___ SUPPLIED MATERIAL ___

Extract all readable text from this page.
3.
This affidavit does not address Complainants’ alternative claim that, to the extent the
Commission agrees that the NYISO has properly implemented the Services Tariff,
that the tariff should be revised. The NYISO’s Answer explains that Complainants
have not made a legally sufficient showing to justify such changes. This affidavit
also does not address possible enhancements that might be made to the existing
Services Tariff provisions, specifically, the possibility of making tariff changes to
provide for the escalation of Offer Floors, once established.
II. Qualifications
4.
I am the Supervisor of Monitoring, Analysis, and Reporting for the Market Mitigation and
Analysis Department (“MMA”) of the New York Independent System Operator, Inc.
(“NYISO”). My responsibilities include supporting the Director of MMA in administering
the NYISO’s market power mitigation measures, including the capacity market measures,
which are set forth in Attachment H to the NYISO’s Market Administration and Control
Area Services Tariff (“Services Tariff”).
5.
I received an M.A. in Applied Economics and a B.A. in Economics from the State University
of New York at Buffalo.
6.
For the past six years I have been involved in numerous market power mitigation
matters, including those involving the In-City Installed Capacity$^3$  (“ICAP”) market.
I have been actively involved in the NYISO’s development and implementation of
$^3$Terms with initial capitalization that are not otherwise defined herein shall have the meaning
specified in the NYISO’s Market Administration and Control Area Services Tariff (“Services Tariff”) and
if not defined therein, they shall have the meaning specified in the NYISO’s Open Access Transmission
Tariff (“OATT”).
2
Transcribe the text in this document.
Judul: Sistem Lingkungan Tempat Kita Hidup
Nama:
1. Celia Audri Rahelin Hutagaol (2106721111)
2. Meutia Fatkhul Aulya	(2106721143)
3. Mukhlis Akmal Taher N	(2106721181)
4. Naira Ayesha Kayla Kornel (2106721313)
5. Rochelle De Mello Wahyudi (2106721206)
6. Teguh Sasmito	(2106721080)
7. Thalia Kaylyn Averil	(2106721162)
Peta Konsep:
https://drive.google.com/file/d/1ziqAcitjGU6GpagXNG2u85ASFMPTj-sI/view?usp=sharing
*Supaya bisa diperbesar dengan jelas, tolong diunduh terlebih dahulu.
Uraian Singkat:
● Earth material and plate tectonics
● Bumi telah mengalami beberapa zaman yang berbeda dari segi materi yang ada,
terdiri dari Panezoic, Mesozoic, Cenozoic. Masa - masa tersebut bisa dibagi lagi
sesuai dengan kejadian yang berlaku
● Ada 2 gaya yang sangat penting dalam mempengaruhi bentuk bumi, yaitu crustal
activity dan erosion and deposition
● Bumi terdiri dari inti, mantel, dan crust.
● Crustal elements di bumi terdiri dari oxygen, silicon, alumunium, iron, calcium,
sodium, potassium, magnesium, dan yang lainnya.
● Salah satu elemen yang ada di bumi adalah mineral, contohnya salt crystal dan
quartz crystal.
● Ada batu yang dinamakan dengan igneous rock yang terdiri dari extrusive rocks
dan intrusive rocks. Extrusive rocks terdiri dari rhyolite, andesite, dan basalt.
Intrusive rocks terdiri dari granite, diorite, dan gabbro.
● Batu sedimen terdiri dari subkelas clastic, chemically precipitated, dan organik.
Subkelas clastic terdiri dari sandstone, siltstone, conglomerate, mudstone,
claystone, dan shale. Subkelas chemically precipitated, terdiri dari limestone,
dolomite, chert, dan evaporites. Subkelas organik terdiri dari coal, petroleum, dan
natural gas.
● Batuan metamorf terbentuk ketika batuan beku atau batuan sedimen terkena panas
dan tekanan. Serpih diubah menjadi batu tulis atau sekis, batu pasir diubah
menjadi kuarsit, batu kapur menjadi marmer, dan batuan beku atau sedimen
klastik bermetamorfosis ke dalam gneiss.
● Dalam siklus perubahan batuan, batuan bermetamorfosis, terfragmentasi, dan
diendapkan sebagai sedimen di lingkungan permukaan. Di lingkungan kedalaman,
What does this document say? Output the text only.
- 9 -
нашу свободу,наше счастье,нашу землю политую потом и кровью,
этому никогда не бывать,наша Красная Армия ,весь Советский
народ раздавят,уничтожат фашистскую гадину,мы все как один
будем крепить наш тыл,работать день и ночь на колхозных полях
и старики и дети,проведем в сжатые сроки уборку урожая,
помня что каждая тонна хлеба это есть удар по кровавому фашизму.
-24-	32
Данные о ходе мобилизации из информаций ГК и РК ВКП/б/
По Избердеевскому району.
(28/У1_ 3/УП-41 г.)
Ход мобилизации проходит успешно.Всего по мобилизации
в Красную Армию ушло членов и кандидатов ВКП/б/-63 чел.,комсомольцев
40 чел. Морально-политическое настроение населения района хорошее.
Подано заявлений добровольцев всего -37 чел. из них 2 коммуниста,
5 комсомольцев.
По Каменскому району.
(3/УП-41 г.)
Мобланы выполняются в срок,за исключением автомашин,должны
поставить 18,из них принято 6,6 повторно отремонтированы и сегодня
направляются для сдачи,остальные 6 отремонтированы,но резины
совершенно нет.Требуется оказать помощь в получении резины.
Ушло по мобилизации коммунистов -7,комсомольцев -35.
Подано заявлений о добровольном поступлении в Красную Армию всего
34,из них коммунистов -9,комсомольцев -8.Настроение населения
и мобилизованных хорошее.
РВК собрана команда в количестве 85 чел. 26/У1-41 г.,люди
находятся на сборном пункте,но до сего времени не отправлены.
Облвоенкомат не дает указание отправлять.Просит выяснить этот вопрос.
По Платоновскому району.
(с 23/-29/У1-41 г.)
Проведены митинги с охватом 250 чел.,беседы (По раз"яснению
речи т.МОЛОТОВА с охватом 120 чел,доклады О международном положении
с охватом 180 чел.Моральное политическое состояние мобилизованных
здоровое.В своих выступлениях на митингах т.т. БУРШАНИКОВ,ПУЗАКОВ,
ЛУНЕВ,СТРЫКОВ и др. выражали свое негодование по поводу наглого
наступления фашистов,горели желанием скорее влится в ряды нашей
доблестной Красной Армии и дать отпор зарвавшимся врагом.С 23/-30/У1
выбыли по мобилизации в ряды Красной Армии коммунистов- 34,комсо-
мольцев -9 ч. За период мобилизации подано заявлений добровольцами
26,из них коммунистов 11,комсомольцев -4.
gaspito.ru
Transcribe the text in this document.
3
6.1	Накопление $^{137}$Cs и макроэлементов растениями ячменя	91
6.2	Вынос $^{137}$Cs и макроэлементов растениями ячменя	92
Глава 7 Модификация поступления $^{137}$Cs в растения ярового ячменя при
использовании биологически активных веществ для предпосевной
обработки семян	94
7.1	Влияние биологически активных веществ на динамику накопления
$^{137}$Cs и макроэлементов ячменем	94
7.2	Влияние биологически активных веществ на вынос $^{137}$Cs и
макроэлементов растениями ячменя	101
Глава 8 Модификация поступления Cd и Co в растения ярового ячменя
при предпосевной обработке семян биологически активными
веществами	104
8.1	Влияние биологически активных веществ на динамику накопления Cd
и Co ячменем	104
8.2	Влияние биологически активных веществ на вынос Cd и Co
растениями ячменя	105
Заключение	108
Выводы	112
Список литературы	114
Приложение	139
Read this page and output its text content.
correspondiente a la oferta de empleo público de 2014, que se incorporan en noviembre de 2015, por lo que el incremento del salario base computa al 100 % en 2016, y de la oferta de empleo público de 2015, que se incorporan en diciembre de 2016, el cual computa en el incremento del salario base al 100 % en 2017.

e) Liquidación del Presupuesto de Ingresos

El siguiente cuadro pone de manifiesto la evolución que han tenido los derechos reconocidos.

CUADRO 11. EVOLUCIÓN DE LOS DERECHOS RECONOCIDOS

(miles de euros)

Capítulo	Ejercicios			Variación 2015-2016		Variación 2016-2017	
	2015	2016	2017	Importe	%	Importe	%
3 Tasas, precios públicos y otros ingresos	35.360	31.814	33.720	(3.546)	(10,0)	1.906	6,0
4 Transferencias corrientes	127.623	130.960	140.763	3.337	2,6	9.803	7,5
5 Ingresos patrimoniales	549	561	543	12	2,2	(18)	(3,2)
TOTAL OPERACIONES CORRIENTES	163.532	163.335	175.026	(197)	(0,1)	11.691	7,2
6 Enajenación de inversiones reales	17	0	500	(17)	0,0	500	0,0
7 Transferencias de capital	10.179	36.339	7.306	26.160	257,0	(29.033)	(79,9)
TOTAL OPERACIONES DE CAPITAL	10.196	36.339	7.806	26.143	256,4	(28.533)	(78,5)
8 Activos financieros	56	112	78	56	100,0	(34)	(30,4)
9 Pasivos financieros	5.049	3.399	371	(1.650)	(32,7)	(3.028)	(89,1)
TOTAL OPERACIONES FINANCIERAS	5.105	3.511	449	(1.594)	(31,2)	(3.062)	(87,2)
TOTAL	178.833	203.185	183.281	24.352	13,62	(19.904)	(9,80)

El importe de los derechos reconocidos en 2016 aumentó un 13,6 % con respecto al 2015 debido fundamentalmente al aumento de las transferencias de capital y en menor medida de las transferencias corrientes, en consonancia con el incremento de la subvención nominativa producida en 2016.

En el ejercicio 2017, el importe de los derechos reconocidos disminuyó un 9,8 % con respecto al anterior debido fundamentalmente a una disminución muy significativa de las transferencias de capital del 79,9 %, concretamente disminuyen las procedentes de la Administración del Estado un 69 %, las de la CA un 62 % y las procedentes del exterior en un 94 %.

___

• [GIVEN EXERCISE] Emit verbatim the lines running from the one with "Read this page and output its text content." through the last line of the data, both endpoints inclusive.

• [RESPONSE FOR THIS EXERCISE]
Read this page and output its text content.
correspondiente a la oferta de empleo público de 2014, que se incorporan en noviembre de 2015, por lo que el incremento del salario base computa al 100 % en 2016, y de la oferta de empleo público de 2015, que se incorporan en diciembre de 2016, el cual computa en el incremento del salario base al 100 % en 2017.

e) Liquidación del Presupuesto de Ingresos

El siguiente cuadro pone de manifiesto la evolución que han tenido los derechos reconocidos.

CUADRO 11. EVOLUCIÓN DE LOS DERECHOS RECONOCIDOS

(miles de euros)

Capítulo	Ejercicios			Variación 2015-2016		Variación 2016-2017	
	2015	2016	2017	Importe	%	Importe	%
3 Tasas, precios públicos y otros ingresos	35.360	31.814	33.720	(3.546)	(10,0)	1.906	6,0
4 Transferencias corrientes	127.623	130.960	140.763	3.337	2,6	9.803	7,5
5 Ingresos patrimoniales	549	561	543	12	2,2	(18)	(3,2)
TOTAL OPERACIONES CORRIENTES	163.532	163.335	175.026	(197)	(0,1)	11.691	7,2
6 Enajenación de inversiones reales	17	0	500	(17)	0,0	500	0,0
7 Transferencias de capital	10.179	36.339	7.306	26.160	257,0	(29.033)	(79,9)
TOTAL OPERACIONES DE CAPITAL	10.196	36.339	7.806	26.143	256,4	(28.533)	(78,5)
8 Activos financieros	56	112	78	56	100,0	(34)	(30,4)
9 Pasivos financieros	5.049	3.399	371	(1.650)	(32,7)	(3.028)	(89,1)
TOTAL OPERACIONES FINANCIERAS	5.105	3.511	449	(1.594)	(31,2)	(3.062)	(87,2)
TOTAL	178.833	203.185	183.281	24.352	13,62	(19.904)	(9,80)

El importe de los derechos reconocidos en 2016 aumentó un 13,6 % con respecto al 2015 debido fundamentalmente al aumento de las transferencias de capital y en menor medida de las transferencias corrientes, en consonancia con el incremento de la subvención nominativa producida en 2016.

En el ejercicio 2017, el importe de los derechos reconocidos disminuyó un 9,8 % con respecto al anterior debido fundamentalmente a una disminución muy significativa de las transferencias de capital del 79,9 %, concretamente disminuyen las procedentes de la Administración del Estado un 69 %, las de la CA un 62 % y las procedentes del exterior en un 94 %.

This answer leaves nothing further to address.